## WRITTEN EXERCISE
Quote precisely the final stretch of the listing: start at the line containing "What text is on this page?" and stop after the last line.
**** DATASET EXTRACT
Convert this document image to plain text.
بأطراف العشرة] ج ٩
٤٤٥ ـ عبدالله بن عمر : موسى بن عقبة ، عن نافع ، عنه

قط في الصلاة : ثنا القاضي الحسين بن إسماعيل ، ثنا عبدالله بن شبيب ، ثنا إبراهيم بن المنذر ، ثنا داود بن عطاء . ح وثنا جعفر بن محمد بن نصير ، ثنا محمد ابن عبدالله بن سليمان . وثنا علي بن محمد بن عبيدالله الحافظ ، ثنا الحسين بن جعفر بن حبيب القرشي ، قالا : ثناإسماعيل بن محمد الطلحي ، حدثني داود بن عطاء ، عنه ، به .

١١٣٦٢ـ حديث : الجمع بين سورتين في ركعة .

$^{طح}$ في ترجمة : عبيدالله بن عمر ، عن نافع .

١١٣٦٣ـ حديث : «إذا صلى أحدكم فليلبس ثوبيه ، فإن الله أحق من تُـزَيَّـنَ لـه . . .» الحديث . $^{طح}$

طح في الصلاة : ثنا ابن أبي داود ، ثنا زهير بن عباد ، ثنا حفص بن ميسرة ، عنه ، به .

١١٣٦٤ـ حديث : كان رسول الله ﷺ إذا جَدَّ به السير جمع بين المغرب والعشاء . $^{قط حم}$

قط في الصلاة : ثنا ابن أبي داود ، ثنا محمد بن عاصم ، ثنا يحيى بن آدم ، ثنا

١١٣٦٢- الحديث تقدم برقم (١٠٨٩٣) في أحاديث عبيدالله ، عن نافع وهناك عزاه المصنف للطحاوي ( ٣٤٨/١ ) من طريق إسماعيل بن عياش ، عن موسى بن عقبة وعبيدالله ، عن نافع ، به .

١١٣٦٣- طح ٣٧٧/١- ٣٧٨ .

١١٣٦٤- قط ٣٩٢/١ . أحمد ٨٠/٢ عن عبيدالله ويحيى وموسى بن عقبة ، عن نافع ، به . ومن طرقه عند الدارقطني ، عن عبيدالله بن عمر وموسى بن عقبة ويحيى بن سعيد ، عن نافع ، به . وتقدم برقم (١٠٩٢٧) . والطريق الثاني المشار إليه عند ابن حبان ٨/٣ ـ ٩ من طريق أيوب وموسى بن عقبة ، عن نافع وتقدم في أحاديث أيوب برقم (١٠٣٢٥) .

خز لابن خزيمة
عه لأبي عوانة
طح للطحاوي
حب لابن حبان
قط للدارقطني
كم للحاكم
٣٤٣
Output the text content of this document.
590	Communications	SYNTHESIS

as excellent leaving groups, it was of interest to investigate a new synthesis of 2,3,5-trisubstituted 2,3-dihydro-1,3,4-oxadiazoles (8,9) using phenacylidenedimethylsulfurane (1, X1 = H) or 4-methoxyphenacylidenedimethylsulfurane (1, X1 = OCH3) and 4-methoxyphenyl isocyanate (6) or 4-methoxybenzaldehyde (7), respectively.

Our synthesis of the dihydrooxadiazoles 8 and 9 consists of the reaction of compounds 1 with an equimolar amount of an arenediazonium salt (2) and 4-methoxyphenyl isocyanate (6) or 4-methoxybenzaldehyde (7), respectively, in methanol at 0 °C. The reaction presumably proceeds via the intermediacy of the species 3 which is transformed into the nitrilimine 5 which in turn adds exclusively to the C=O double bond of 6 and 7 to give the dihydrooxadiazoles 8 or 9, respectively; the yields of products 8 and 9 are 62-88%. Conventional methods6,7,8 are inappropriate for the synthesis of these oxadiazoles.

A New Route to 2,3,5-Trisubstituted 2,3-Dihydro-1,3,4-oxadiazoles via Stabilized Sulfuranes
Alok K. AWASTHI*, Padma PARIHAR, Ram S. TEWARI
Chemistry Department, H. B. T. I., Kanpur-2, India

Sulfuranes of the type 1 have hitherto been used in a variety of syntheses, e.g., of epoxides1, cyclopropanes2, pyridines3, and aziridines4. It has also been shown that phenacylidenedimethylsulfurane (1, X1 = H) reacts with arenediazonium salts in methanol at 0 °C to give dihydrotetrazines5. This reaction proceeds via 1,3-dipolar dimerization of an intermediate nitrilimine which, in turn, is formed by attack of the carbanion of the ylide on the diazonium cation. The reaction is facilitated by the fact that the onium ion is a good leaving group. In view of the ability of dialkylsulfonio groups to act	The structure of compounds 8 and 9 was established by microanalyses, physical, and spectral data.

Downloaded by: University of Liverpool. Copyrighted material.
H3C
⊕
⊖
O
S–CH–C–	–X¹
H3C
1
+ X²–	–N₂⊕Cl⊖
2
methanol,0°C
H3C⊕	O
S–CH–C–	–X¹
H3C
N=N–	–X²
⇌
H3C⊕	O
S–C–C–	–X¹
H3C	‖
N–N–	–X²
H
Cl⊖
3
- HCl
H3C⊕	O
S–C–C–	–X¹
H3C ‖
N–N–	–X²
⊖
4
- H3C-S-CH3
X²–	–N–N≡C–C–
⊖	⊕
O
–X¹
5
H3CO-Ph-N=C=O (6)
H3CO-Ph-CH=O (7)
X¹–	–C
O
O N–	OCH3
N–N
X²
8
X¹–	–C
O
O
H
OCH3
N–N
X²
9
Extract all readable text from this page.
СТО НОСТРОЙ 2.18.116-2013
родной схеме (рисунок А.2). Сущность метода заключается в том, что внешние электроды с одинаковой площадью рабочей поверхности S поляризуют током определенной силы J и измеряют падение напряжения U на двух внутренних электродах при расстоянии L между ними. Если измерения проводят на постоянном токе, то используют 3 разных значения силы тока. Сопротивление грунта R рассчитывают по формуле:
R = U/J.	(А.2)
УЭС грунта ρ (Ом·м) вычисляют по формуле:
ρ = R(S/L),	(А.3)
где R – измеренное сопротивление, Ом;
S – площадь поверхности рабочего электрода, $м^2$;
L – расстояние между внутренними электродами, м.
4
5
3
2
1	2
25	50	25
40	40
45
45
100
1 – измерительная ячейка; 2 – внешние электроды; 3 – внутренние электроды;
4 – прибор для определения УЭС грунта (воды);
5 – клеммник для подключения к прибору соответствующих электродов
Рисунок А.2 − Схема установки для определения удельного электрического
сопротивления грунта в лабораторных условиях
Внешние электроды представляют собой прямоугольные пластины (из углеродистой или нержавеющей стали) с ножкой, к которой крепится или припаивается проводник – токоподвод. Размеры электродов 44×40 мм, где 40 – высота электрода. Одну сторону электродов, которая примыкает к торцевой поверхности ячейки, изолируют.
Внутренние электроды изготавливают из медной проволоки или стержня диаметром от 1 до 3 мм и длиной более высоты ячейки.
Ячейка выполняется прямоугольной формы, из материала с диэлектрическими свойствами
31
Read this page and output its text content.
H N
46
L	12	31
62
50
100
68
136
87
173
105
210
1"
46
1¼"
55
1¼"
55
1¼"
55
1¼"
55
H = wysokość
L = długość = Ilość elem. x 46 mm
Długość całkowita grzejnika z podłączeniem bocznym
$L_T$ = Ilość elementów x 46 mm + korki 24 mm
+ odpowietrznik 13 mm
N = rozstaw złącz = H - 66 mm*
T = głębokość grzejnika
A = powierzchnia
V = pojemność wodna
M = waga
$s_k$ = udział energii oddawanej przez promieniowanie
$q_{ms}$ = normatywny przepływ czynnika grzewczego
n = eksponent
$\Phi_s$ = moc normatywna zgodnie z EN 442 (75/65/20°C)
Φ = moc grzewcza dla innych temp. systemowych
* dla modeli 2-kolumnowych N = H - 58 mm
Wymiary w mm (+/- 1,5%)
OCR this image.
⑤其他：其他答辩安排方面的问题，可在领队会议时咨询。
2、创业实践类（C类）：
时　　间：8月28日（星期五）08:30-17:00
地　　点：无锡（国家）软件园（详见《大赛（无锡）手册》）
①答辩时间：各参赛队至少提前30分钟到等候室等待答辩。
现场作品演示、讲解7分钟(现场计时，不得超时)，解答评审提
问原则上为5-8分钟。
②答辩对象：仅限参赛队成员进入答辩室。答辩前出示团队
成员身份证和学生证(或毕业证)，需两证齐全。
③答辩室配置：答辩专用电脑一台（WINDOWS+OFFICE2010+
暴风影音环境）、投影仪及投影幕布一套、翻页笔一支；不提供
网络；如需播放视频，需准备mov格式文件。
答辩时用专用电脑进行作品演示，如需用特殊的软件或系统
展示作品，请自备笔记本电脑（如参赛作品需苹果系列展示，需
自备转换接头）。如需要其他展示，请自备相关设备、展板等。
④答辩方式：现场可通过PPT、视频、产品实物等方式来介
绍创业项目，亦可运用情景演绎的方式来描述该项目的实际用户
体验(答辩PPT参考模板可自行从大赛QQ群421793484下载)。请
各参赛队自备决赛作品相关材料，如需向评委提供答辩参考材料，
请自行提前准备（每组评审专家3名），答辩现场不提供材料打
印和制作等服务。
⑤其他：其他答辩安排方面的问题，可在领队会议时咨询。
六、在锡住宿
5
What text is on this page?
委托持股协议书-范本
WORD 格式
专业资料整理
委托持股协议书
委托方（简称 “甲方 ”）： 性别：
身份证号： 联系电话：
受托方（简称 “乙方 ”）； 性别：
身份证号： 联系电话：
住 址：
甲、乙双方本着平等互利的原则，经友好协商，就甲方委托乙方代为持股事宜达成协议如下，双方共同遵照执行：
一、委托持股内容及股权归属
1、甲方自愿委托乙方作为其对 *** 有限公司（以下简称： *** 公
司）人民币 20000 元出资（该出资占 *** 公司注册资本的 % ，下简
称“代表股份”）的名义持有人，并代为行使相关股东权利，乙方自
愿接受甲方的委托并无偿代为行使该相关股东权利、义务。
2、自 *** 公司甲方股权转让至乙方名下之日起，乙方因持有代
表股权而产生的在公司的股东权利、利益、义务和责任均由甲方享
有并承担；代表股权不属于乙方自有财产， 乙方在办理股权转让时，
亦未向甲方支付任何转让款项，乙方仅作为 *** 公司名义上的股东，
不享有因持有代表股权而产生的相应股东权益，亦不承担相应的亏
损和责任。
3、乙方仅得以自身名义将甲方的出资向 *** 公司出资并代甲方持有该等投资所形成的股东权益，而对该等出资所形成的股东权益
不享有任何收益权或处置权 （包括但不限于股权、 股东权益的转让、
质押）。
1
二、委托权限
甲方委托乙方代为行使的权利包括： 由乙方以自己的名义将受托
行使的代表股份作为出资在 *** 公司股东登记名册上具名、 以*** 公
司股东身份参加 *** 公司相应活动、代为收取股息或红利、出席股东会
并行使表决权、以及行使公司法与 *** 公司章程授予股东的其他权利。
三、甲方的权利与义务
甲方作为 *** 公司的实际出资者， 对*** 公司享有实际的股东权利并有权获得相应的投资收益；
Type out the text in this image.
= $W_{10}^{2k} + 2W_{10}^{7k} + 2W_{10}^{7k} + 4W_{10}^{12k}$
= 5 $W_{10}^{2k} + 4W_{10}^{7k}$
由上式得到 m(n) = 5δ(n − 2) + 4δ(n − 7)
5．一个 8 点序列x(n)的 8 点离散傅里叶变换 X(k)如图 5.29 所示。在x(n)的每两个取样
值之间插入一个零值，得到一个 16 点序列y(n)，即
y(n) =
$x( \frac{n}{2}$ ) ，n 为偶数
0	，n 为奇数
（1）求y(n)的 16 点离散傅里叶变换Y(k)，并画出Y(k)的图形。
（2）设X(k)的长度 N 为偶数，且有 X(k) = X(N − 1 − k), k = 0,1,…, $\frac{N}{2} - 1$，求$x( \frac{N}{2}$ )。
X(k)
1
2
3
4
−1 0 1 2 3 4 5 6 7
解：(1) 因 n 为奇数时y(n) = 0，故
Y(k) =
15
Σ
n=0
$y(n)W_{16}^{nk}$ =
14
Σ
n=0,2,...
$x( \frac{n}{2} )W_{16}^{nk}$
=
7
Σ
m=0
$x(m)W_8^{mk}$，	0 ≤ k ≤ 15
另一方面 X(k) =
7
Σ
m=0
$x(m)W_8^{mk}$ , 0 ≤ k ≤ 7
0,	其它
********
## EXERCISE ANSWER
What text is on this page?
委托持股协议书-范本
WORD 格式
专业资料整理
委托持股协议书
委托方（简称 “甲方 ”）： 性别：
身份证号： 联系电话：
受托方（简称 “乙方 ”）； 性别：
身份证号： 联系电话：
住 址：
甲、乙双方本着平等互利的原则，经友好协商，就甲方委托乙方代为持股事宜达成协议如下，双方共同遵照执行：
一、委托持股内容及股权归属
1、甲方自愿委托乙方作为其对 *** 有限公司（以下简称： *** 公
司）人民币 20000 元出资（该出资占 *** 公司注册资本的 % ，下简
称“代表股份”）的名义持有人，并代为行使相关股东权利，乙方自
愿接受甲方的委托并无偿代为行使该相关股东权利、义务。
2、自 *** 公司甲方股权转让至乙方名下之日起，乙方因持有代
表股权而产生的在公司的股东权利、利益、义务和责任均由甲方享
有并承担；代表股权不属于乙方自有财产， 乙方在办理股权转让时，
亦未向甲方支付任何转让款项，乙方仅作为 *** 公司名义上的股东，
不享有因持有代表股权而产生的相应股东权益，亦不承担相应的亏
损和责任。
3、乙方仅得以自身名义将甲方的出资向 *** 公司出资并代甲方持有该等投资所形成的股东权益，而对该等出资所形成的股东权益
不享有任何收益权或处置权 （包括但不限于股权、 股东权益的转让、
质押）。
1
二、委托权限
甲方委托乙方代为行使的权利包括： 由乙方以自己的名义将受托
行使的代表股份作为出资在 *** 公司股东登记名册上具名、 以*** 公
司股东身份参加 *** 公司相应活动、代为收取股息或红利、出席股东会
并行使表决权、以及行使公司法与 *** 公司章程授予股东的其他权利。
三、甲方的权利与义务
甲方作为 *** 公司的实际出资者， 对*** 公司享有实际的股东权利并有权获得相应的投资收益；
Type out the text in this image.
= $W_{10}^{2k} + 2W_{10}^{7k} + 2W_{10}^{7k} + 4W_{10}^{12k}$
= 5 $W_{10}^{2k} + 4W_{10}^{7k}$
由上式得到 m(n) = 5δ(n − 2) + 4δ(n − 7)
5．一个 8 点序列x(n)的 8 点离散傅里叶变换 X(k)如图 5.29 所示。在x(n)的每两个取样
值之间插入一个零值，得到一个 16 点序列y(n)，即
y(n) =
$x( \frac{n}{2}$ ) ，n 为偶数
0	，n 为奇数
（1）求y(n)的 16 点离散傅里叶变换Y(k)，并画出Y(k)的图形。
（2）设X(k)的长度 N 为偶数，且有 X(k) = X(N − 1 − k), k = 0,1,…, $\frac{N}{2} - 1$，求$x( \frac{N}{2}$ )。
X(k)
1
2
3
4
−1 0 1 2 3 4 5 6 7
解：(1) 因 n 为奇数时y(n) = 0，故
Y(k) =
15
Σ
n=0
$y(n)W_{16}^{nk}$ =
14
Σ
n=0,2,...
$x( \frac{n}{2} )W_{16}^{nk}$
=
7
Σ
m=0
$x(m)W_8^{mk}$，	0 ≤ k ≤ 15
另一方面 X(k) =
7
Σ
m=0
$x(m)W_8^{mk}$ , 0 ≤ k ≤ 7
0,	其它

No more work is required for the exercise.